### Orden de trabajo
Copia el fragmento de la columna sobre el acceso a las armas de fuego que va desde "En aquella época" hasta "arma de fuego?", ambos incluidos, y cambia "restaurantes" por "cafeterías".

### Texto proporcionado
***
Por Francisco Tijerina Elguezabal

“Una comunidad es como un barco; todos deben estar preparados para tomar el timón.” //Henrik Johan Ibsen

No sé si sea oportuna, pero lo que sí sé es que inaplazable el hecho de discutir en nuestro país el tema que el PRI a través de su dirigente nacional, Alejandro Moreno, ha puesto en la mesa de discusión sobre la necesidad de facilitar el que los ciudadanos comunes y corrientes puedan tener un más fácil acceso a la adquisición de armas de fuego de mayor calibre para defenderse.

Lo he comentado antes, hace algunos años tuve por motivos de trabajo la oportunidad de permanecer largos periodos en diversos países de centro y Sudamérica y en ellos me llamaba la atención la necesidad que tenían los civiles de portar armas de fuego y contratar personal de seguridad para sus casas y oficinas. Todo el tiempo, en todo lugar, había personas con armas a tu alrededor.

En aquella época tenía la esperanza de que México no llegase a esos niveles de violencia e inseguridad. En 2011, cuando en Nuevo León vivimos el momento más álgido de la violencia, al grado de considerarnos la zona de mayor riesgo en el país, pensé que lo habíamos alcanzado, pero por fortuna no fue así.

Hoy, es cierto, no hemos alcanzado el nivel de miedo por la alta percepción de inseguridad en la zona metropolitana ya que no se aprecian los cadáveres colgando de puentes o se registran las ejecuciones en el centro de la ciudad a plena luz del día, pero tampoco podemos cerrar los ojos al enterarnos de que a diario se cometen ejecuciones y se registran balaceras en antros y restaurantes en distintos rumbos de la metrópoli.

¿Estamos realmente preparados para tener en casa, en el negocio o para portar un arma de fuego?
***
### Registros
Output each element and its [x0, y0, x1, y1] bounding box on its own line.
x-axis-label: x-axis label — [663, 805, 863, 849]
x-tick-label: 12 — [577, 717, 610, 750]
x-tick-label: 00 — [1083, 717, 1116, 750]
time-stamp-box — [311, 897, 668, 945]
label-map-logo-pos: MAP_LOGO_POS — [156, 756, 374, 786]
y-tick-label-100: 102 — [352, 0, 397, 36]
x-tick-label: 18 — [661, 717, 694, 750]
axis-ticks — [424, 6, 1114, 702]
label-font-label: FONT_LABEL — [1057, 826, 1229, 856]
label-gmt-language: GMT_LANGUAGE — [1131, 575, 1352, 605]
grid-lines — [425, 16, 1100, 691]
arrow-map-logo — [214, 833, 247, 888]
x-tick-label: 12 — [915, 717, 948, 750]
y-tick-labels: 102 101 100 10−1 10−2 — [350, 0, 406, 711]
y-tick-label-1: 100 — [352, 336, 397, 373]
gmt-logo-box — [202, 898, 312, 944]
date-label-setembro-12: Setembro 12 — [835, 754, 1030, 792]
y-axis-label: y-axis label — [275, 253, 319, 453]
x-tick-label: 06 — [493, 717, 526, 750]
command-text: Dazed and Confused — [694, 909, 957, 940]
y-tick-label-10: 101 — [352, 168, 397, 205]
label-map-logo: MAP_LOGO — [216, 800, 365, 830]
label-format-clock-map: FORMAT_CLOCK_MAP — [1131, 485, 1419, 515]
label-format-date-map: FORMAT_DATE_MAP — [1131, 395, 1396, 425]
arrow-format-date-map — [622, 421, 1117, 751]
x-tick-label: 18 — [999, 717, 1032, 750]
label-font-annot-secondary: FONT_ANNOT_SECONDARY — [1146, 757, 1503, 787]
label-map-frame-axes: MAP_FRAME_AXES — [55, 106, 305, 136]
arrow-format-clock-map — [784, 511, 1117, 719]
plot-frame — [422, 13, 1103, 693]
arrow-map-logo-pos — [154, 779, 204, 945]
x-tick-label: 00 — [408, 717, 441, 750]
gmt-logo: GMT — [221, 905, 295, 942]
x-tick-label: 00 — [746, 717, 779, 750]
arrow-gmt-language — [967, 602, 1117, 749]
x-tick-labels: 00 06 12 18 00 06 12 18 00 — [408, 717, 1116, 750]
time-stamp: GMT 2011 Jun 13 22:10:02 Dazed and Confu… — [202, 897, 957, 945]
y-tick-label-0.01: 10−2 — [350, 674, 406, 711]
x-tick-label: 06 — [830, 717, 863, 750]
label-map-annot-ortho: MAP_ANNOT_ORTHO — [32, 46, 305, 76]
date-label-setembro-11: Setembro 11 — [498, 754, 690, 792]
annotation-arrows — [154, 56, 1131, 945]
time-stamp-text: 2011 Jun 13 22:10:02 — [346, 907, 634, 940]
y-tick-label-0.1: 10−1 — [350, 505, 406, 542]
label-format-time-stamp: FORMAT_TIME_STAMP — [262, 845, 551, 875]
***
### Solución escrita
En aquella época tenía la esperanza de que México no llegase a esos niveles de violencia e inseguridad. En 2011, cuando en Nuevo León vivimos el momento más álgido de la violencia, al grado de considerarnos la zona de mayor riesgo en el país, pensé que lo habíamos alcanzado, pero por fortuna no fue así.

Hoy, es cierto, no hemos alcanzado el nivel de miedo por la alta percepción de inseguridad en la zona metropolitana ya que no se aprecian los cadáveres colgando de puentes o se registran las ejecuciones en el centro de la ciudad a plena luz del día, pero tampoco podemos cerrar los ojos al enterarnos de que a diario se cometen ejecuciones y se registran balaceras en antros y cafeterías en distintos rumbos de la metrópoli.

¿Estamos realmente preparados para tener en casa, en el negocio o para portar un arma de fuego?